Text block:
* * * * * * * * *

James C. Knarr. Uruguay and the United States, 1903-1929: Diplomacy in the Progressive Era. Kent: Kent State University Press, 2012. 224 pp. $55.00 (cloth), ISBN 978-1-60635-128-4.
Reviewed by Benjamin Coates (Wake Forest University)
Published on H-Diplo (January, 2013)
Commissioned by Seth Offenbach (Bronx Community College, The City University of New York)
Small Place, Big Story?
In a 1995 episode of the FOX television series The Simpsons, dopey dad Homer looks at a globe (for the first time, we presume), and gets a chuckle from South America: “Look at this country: U R Gay!”[1] The joke relies on Homer’s well-known ignorance and lack of reading comprehension (as well as borderline homophobia). But it also reflects Americans’ lack of knowledge about Uruguay, the tiny nation wedged between Brazil and Argentina.
Indeed, judging by Uruguay’s almost complete absence from standard surveys of the field, historians of U.S. foreign relations seem to take little interest in it.[2] Uruguay’s miniscule population and geographic remoteness suggest no more than minor importance to North America’s fortunes. Yet under the leadership of José Batlle y Ordoñez, Uruguay’s historical significance far exceeded its size. As president from 1903 to 1907 and 1911 to 1915, and as informal leader well into the 1920s, Batlle oversaw the creation of the first modern social welfare state in the Western Hemisphere.[3] Enmeshed in reform networks stretching to North America and across the Atlantic Ocean, Uruguay was anything but isolated. Its story connects directly to current scholarly interests in transnational reform networks, state building, and international history.[4] Thus by exploring Batlle’s relationship with the United States in the context of social reform, James C. Knarr’s Uruguay and the United States, 1903-1929: Diplomacy in the Progressive Era fills a small historiographical gap, but one with the potential to illuminate larger themes.

* * * * * * * * *

Supplied data:

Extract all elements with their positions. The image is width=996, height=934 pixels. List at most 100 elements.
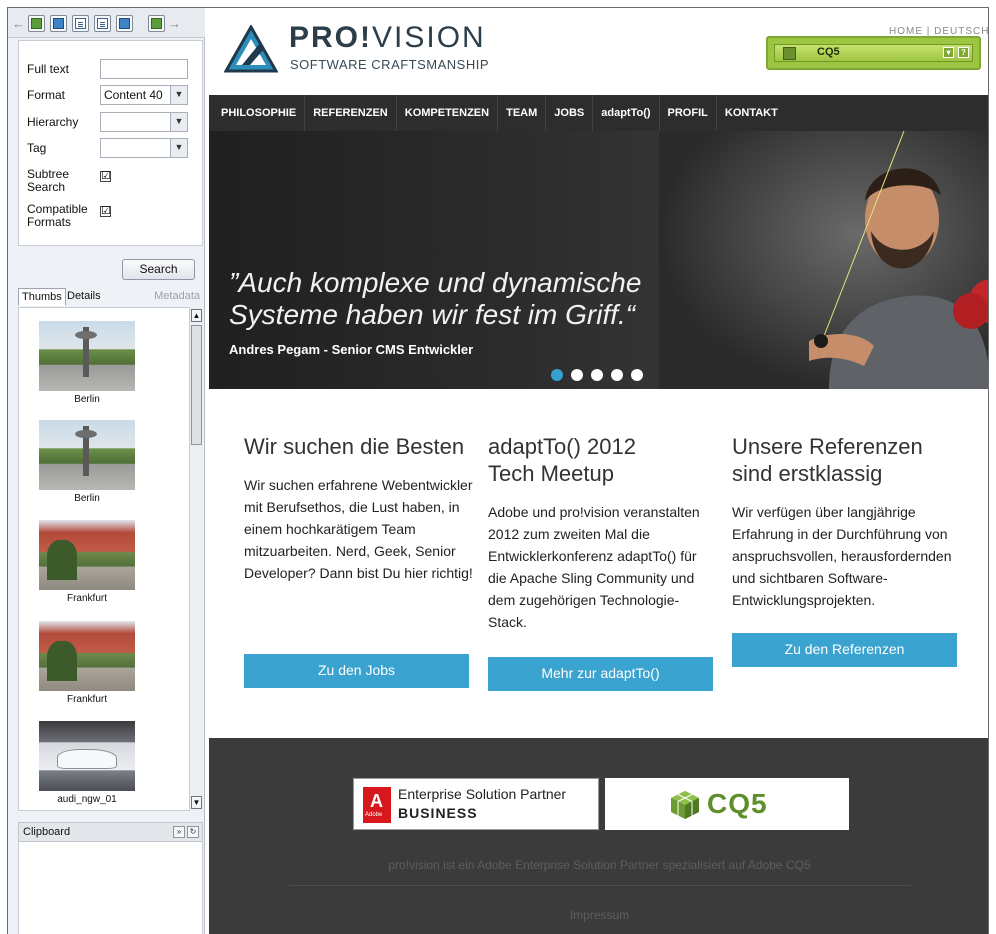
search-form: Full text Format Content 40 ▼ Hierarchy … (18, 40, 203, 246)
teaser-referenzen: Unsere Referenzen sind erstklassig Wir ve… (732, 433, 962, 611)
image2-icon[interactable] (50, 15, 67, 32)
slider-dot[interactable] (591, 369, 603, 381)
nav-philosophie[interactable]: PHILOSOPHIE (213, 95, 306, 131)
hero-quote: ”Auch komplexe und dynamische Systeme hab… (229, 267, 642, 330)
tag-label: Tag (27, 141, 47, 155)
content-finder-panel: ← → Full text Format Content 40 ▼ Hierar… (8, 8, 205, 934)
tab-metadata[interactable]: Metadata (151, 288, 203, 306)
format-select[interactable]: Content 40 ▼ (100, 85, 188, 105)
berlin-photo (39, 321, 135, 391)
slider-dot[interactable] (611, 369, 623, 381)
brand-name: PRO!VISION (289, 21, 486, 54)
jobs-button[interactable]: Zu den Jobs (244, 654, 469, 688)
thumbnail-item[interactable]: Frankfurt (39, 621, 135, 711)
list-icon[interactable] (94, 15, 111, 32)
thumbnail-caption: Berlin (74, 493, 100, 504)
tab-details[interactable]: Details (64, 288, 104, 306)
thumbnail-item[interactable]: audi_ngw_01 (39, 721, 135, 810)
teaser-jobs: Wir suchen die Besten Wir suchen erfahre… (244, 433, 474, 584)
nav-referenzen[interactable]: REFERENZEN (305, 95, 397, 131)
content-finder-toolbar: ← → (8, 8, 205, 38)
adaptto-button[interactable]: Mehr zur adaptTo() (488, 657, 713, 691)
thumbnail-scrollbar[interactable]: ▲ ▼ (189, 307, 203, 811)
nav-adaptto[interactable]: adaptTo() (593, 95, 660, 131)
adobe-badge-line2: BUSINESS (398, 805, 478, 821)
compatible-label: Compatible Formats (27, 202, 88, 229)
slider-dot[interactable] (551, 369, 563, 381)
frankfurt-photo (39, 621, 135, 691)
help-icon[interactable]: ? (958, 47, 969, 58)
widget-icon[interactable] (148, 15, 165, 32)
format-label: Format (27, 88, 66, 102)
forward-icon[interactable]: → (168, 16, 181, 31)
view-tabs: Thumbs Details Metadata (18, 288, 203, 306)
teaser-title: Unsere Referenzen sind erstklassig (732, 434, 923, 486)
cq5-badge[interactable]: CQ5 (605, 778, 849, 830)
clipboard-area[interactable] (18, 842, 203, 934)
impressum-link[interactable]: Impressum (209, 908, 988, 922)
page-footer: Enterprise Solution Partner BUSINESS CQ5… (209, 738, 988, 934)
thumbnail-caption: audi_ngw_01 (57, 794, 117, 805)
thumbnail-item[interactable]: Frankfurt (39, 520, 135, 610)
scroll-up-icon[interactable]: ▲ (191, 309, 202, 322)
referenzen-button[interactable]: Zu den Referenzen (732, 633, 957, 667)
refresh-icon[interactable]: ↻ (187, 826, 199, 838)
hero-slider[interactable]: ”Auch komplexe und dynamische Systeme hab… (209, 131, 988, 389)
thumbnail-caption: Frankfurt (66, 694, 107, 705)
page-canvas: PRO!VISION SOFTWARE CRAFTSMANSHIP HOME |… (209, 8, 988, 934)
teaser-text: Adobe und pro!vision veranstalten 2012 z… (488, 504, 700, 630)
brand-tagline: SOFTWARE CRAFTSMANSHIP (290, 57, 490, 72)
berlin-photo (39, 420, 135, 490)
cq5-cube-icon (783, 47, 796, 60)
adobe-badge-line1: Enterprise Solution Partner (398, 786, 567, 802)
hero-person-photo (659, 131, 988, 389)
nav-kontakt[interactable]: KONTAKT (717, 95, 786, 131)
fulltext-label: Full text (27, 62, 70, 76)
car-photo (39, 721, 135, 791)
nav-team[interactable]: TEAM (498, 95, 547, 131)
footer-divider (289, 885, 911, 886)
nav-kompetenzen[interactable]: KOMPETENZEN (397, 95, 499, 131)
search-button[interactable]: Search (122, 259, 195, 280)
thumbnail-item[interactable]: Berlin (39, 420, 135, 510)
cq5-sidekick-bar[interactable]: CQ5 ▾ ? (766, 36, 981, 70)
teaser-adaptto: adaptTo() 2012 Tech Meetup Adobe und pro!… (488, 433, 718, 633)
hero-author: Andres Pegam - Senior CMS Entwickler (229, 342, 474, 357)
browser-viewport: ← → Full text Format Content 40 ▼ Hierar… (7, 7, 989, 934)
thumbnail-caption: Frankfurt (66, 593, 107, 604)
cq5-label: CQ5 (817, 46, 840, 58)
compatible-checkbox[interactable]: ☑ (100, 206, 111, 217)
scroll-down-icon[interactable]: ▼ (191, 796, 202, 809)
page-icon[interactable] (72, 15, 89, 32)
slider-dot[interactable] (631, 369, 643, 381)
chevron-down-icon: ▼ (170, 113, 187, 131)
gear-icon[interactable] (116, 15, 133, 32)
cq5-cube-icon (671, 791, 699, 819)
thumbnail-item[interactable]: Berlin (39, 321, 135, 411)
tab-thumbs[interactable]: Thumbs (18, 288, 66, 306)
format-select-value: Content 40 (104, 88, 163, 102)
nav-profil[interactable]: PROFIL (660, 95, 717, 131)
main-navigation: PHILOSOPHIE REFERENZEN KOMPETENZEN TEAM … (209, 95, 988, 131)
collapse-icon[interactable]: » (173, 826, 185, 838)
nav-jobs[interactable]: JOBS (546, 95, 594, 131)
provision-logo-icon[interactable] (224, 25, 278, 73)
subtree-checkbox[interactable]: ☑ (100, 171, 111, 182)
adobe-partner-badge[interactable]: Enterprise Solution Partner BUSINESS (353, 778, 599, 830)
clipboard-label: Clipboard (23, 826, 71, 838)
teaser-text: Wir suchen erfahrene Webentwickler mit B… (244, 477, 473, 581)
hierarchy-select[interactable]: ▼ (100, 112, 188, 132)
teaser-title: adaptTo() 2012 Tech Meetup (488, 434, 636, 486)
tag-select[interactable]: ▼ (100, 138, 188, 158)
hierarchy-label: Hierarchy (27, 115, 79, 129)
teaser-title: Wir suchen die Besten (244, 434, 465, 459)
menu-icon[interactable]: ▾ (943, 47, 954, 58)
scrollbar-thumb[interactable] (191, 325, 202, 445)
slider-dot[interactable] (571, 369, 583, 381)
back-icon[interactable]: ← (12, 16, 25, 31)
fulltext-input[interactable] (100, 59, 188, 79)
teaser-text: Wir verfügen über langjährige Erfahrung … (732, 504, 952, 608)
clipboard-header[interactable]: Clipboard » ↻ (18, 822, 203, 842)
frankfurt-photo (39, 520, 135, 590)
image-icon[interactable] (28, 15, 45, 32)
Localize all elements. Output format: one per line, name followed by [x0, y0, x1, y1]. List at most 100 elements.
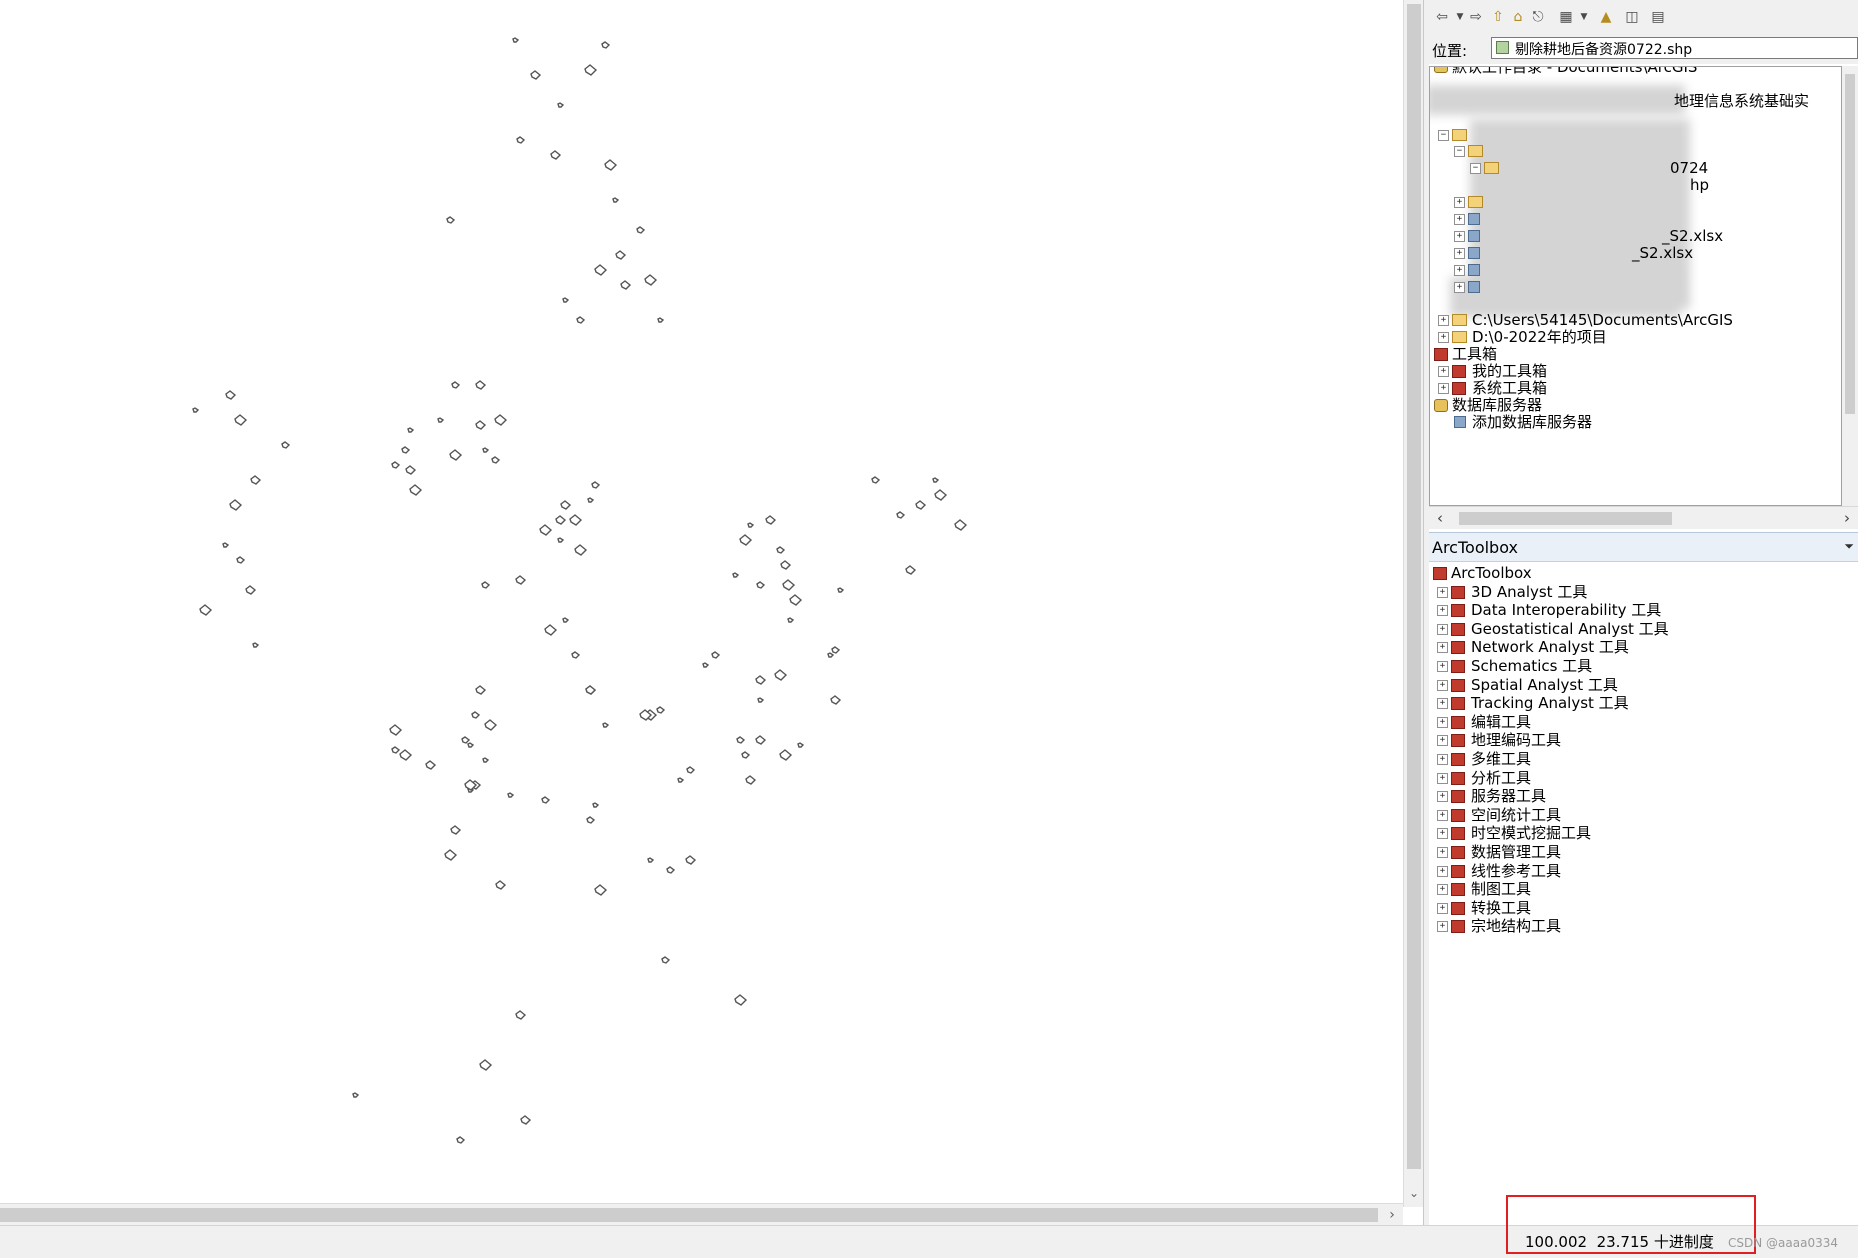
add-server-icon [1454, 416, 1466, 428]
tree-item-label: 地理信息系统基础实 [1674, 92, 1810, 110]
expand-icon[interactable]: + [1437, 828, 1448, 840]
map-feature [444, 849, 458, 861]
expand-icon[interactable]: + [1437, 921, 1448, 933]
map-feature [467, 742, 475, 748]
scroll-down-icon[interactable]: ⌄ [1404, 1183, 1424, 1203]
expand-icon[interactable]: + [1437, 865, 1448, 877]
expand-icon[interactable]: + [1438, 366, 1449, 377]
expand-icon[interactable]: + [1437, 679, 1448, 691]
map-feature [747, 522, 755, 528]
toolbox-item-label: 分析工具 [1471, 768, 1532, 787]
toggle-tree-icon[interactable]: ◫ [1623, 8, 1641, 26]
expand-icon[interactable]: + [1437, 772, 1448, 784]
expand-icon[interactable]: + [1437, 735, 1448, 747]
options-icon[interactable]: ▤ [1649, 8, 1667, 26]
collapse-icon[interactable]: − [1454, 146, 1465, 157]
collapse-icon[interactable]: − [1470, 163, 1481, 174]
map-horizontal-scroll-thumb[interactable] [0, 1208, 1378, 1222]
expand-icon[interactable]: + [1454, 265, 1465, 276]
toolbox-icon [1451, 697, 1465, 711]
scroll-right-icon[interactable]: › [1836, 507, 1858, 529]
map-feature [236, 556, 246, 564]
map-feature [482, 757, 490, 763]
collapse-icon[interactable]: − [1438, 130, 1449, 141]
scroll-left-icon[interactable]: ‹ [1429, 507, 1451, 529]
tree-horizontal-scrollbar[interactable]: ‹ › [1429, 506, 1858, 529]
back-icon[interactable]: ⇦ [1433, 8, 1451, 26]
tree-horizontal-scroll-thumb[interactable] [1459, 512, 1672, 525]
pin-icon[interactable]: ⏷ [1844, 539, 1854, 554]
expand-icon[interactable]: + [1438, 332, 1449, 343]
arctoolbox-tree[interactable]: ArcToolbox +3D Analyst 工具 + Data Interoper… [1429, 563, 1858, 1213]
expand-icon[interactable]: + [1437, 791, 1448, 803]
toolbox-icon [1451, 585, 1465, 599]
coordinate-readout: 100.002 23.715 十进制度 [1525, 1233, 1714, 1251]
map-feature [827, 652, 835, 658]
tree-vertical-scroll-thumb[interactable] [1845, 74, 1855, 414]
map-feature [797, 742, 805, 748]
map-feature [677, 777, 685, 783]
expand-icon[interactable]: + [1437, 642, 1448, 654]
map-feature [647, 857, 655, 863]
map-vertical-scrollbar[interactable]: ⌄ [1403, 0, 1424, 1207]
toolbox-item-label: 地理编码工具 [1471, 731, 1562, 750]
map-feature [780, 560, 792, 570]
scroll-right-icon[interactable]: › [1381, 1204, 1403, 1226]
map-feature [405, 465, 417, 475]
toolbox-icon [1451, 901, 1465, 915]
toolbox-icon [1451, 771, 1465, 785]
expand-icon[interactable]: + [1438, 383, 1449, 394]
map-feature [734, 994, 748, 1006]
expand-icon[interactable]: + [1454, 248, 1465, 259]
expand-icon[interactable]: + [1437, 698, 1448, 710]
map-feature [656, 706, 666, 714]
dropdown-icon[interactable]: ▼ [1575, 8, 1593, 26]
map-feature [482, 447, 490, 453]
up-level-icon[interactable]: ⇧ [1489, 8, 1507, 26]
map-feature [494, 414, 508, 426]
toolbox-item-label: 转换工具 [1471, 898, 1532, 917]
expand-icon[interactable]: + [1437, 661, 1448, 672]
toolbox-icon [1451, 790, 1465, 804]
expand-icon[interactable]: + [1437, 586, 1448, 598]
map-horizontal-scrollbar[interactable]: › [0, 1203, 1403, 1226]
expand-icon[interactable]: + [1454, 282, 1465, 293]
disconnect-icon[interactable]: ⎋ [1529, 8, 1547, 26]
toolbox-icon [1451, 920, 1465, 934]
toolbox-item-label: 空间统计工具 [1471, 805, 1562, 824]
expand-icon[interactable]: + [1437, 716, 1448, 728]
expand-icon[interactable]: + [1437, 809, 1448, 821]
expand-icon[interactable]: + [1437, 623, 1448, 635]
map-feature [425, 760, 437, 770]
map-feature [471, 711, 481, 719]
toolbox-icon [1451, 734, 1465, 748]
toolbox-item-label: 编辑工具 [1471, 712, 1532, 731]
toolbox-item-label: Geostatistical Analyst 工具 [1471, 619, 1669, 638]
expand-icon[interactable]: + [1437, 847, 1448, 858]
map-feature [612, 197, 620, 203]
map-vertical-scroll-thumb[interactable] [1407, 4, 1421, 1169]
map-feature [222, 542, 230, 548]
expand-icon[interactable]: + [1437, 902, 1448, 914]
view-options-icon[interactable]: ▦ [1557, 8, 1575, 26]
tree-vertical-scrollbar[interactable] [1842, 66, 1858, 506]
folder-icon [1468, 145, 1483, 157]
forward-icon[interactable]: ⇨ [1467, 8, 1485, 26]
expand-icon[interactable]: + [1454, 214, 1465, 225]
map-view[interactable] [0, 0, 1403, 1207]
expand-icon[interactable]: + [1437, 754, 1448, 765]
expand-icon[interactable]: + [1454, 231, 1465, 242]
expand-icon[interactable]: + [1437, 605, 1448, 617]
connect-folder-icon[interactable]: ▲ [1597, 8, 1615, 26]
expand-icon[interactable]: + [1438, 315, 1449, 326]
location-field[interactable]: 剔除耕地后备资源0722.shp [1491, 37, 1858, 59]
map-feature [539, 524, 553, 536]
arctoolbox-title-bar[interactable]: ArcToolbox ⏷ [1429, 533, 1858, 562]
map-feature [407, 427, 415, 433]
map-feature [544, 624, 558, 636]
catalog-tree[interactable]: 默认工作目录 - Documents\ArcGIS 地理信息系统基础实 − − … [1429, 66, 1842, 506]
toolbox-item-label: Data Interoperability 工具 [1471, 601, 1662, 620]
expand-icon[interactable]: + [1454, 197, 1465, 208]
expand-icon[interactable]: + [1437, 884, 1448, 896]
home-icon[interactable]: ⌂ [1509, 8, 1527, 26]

* * * * * * * * *

Set task 1:
Please write out the passage of the Uruguay book review from "Small Place, Big" up to and including "Brazil and Argentina.".
Set task 2:
According to the Uruguay book review, in which years did José Batlle y Ordoñez serve as president?

Full response 1:
Small Place, Big Story?
In a 1995 episode of the FOX television series The Simpsons, dopey dad Homer looks at a globe (for the first time, we presume), and gets a chuckle from South America: “Look at this country: U R Gay!”[1] The joke relies on Homer’s well-known ignorance and lack of reading comprehension (as well as borderline homophobia). But it also reflects Americans’ lack of knowledge about Uruguay, the tiny nation wedged between Brazil and Argentina.

Full response 2:
From 1903 to 1907 and from 1911 to 1915.